### TASK SET
1. In the text on the wheel options strategy, which two techniques does the wheel combine?
2. Using the text on the wheel options strategy, explain why it calls the wheel a rules-based framework rather than a single trade.
3. Continue the text on the wheel options strategy from its final sentence.

### TEXT EXTRACT
## start

The Wheel Strategy: How It Works with Examples
The wheel strategy is one of the most popular options income strategies among retail traders. It combines two familiar techniques — selling cash-secured puts and selling covered calls — into a repeating cycle that generates premium income at every phase. When executed on quality stocks you’re willing to own long-term, the wheel strategy options approach produces returns through premiums collected at each stage plus potential capital gains when shares are called away. This guide covers how the wheel works, a full worked example, how to structure and manage the cycle, and the most common mistakes to avoid.
What Is the Wheel Strategy in Options Trading?
The wheel strategy is a three-phase income cycle: Phase 1 — sell a cash-secured put and collect premium. Phase 2 — if assigned, sell covered calls on the shares and collect more premium. Phase 3 — if called away, pocket the capital gain and restart at Phase 1. Each phase generates income, and the cycle repeats as long as you choose to continue.
The wheel is a rules-based framework, not a single trade. It chains together two well-known strategies into a continuous loop. The cash-secured put phase lets you earn premium while waiting to buy a stock at a price you’ve chosen. The covered call phase lets you earn premium while holding the shares and defining an exit price. When the shares are called away, you’re back to cash and ready to start again.

## end

### GIVEN DATA

## start

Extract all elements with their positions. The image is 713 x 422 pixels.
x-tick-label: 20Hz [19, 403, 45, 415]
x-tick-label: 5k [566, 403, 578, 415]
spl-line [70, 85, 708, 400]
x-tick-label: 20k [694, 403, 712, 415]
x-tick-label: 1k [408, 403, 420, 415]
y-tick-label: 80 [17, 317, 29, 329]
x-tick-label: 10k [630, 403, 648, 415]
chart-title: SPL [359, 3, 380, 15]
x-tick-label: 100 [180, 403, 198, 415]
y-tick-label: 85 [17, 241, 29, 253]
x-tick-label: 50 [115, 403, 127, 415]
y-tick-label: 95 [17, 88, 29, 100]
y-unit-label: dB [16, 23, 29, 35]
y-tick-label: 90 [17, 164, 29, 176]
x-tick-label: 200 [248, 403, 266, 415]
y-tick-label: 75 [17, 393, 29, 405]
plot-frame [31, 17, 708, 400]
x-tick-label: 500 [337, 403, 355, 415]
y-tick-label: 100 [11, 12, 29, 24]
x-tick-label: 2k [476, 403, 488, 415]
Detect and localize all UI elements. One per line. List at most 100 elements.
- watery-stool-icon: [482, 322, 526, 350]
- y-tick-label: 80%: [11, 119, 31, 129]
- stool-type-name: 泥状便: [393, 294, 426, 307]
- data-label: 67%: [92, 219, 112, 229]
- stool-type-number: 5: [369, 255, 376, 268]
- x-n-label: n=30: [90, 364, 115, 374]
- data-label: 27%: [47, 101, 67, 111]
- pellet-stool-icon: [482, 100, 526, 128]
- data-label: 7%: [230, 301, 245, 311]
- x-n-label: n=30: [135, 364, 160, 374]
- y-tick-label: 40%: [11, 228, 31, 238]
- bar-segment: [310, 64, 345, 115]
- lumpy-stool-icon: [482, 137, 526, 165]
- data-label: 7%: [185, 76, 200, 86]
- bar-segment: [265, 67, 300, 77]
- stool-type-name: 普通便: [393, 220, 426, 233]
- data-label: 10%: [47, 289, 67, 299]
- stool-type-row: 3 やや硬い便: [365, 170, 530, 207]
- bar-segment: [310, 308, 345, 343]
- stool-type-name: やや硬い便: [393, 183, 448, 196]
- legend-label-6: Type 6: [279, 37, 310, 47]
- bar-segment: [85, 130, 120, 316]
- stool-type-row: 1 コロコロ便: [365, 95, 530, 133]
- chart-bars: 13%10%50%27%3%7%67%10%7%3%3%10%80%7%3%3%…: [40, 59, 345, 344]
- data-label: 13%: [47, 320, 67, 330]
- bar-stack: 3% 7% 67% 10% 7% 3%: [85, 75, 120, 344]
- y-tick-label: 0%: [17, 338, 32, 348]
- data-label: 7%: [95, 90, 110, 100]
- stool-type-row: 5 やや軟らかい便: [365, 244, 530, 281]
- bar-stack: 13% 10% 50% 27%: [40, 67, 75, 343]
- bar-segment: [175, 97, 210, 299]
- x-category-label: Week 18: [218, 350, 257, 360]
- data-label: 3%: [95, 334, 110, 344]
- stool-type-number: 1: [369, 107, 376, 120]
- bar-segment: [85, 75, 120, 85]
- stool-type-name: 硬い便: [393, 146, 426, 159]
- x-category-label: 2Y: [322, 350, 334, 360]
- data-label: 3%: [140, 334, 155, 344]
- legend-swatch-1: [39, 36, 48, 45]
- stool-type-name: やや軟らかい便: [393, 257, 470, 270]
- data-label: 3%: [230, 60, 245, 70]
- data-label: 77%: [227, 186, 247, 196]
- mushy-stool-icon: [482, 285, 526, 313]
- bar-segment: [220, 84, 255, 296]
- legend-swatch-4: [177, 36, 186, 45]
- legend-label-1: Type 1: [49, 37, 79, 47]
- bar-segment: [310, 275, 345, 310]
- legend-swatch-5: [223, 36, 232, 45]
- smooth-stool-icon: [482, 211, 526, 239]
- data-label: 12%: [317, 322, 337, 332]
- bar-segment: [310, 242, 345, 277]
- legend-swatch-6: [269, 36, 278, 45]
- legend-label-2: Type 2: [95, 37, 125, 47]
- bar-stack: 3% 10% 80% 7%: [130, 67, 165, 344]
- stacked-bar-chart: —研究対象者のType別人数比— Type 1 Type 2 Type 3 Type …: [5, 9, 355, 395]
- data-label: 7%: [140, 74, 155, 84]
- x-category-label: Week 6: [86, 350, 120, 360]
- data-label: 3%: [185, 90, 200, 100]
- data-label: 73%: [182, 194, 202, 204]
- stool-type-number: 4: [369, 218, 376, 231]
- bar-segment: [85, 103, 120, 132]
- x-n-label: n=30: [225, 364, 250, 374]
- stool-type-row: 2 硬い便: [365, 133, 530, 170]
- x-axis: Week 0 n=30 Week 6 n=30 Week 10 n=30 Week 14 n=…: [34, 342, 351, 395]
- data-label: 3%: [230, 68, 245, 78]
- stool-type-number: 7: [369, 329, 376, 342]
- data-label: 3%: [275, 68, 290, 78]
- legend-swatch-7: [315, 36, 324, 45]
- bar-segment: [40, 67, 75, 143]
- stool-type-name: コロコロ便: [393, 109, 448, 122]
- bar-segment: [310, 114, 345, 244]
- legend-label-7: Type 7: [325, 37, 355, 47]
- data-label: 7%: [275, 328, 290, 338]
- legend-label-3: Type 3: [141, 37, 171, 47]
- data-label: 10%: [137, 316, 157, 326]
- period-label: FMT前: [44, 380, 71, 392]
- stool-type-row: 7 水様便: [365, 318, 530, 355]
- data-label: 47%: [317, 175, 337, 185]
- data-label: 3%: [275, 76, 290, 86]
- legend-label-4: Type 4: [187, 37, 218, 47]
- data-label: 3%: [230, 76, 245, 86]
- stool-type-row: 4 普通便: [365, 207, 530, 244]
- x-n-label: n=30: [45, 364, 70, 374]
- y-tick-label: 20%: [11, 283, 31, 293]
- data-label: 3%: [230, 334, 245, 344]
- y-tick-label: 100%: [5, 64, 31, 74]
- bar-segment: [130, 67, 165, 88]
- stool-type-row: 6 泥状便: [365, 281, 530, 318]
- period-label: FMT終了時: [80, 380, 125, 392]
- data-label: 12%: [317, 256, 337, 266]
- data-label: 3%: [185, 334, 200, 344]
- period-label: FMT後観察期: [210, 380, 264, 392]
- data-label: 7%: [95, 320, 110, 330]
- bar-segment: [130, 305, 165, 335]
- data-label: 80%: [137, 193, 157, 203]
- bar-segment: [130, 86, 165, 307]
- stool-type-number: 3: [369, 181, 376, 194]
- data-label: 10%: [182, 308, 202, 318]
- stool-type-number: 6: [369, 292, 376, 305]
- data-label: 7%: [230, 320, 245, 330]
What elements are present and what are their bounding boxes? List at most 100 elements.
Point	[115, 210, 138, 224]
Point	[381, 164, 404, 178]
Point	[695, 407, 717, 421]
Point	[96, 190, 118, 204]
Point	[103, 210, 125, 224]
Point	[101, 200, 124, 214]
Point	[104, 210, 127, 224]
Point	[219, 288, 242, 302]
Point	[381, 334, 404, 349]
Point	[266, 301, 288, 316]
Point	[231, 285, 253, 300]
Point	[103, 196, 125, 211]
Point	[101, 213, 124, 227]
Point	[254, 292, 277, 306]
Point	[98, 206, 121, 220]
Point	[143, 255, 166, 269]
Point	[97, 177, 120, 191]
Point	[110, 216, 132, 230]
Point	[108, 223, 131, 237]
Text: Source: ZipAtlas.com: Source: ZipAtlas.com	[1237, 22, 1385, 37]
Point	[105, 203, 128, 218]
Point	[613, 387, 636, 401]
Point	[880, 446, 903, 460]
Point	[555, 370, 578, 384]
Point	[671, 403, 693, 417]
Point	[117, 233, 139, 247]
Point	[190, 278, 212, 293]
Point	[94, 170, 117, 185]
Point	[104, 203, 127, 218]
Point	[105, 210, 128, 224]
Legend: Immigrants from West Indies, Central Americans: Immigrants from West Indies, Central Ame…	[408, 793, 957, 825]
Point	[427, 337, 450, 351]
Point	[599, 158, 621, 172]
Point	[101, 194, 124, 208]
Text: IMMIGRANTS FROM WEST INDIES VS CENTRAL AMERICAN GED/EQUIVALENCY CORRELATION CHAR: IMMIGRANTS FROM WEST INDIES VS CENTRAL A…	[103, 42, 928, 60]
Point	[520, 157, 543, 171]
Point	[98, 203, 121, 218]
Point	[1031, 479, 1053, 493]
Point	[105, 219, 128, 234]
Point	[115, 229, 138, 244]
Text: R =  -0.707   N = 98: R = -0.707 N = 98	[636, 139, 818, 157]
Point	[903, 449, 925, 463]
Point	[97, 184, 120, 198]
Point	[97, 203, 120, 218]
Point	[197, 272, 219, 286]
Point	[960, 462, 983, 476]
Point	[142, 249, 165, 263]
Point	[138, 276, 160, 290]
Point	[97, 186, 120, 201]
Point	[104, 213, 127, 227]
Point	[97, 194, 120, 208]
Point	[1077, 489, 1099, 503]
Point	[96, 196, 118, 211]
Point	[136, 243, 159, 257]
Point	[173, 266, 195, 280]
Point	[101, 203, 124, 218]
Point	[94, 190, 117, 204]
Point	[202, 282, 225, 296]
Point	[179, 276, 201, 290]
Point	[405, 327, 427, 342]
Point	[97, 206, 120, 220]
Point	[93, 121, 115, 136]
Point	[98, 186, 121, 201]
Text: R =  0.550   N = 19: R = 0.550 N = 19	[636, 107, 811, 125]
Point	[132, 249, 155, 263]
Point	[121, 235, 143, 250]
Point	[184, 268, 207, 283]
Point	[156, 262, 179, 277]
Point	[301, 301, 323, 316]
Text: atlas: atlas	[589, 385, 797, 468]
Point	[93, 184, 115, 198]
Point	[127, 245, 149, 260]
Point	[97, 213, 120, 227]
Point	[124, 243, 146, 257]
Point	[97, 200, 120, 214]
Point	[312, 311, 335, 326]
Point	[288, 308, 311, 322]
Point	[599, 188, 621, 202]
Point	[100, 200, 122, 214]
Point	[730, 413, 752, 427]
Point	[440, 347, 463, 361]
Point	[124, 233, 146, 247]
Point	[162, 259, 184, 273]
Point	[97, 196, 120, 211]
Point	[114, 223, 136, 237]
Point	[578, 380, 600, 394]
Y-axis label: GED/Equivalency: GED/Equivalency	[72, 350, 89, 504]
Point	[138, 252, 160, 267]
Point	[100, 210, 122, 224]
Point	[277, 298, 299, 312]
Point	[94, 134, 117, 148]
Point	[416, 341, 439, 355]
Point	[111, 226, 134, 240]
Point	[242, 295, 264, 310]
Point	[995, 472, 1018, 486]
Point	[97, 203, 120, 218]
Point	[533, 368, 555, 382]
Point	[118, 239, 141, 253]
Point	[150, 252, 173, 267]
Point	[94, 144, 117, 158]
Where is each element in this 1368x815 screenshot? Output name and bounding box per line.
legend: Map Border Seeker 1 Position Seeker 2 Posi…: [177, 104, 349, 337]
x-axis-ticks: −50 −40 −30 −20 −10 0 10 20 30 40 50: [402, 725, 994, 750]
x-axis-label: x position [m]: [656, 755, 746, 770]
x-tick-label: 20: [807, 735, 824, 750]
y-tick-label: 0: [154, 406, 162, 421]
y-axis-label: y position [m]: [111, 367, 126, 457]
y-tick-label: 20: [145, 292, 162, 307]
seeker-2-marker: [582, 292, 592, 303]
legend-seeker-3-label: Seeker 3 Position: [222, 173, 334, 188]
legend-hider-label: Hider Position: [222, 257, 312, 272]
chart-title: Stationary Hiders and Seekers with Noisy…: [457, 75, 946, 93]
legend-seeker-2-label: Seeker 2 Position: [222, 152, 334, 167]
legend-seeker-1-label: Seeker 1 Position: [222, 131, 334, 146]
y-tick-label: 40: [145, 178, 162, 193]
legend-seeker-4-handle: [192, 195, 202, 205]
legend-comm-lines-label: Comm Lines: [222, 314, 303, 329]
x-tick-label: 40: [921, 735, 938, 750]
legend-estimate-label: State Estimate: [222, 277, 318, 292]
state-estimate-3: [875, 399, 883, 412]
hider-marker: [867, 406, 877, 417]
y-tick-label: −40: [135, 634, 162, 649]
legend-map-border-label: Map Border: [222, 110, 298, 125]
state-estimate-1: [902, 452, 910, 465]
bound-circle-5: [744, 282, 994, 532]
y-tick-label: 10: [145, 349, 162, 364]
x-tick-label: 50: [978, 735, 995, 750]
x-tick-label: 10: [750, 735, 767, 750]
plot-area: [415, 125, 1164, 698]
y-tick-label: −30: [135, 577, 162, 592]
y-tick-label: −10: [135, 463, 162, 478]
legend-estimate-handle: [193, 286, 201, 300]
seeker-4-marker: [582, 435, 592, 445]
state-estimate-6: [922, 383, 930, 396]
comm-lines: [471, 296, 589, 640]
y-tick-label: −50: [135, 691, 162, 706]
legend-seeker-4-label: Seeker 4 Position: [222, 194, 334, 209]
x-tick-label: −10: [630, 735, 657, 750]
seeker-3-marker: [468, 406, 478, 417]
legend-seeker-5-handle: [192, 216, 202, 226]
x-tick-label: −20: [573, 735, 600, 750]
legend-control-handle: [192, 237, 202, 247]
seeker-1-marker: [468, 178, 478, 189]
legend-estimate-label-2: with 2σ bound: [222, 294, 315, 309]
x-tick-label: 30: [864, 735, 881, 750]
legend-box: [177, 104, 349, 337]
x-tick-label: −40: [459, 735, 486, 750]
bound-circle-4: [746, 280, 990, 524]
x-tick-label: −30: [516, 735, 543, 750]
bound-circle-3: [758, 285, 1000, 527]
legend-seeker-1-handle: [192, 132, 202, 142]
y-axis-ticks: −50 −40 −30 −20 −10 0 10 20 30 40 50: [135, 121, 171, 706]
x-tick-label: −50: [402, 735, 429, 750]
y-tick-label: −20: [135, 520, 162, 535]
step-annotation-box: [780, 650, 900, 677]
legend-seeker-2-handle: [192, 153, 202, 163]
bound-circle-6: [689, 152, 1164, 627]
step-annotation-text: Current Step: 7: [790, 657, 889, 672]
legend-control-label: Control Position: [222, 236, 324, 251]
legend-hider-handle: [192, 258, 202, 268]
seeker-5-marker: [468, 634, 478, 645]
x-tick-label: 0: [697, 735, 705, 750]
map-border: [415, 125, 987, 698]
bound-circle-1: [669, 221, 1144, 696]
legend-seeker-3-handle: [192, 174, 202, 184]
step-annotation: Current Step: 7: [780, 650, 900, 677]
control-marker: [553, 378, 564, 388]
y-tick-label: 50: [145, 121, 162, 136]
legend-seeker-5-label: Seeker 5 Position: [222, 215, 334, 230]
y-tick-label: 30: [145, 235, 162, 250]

## end

### RESULTS FOR THE EXERCISE
1. Selling cash-secured puts and selling covered calls.

2. The wheel chains two well-known strategies into a continuous loop. Cash-secured puts earn premium while you wait to buy a stock at a price you've chosen, and covered calls earn premium while you hold the shares and set an exit price. Once the shares are called away, you're back to cash and can start the cycle again.

3.
This article focuses on the workflow, sequencing, and total-return analysis of the wheel. For the mechanics of each component strategy — payoff diagrams, breakeven formulas, and individual management — see our dedicated guides on cash-secured puts and covered calls.
How the Wheel Strategy Works
Three Possible Outcomes
At any point in the cycle, one of three outcomes occurs:
- Put expires worthless — you keep the premium, your cash is freed, and you sell another cash-secured put. You stay in Phase 1.
- Assigned on the put, call expires worthless — you own the shares, keep the call premium, and sell another covered call. You stay in Phase 2.
- Assigned on the put, then called away on the call — you keep both premiums plus any capital gain on the shares. You restart at Phase 1.
Step-by-Step Lifecycle
- Select a stock you’d be happy to own long-term — this is the most important decision in the entire strategy
- Sell a cash-secured put — choose an OTM or slightly OTM strike, typically 30-45 days to expiration (DTE), and set aside cash equal to the strike price × 100 shares
- If the put expires worthless — collect the premium, then sell another cash-secured put (repeat Phase 1)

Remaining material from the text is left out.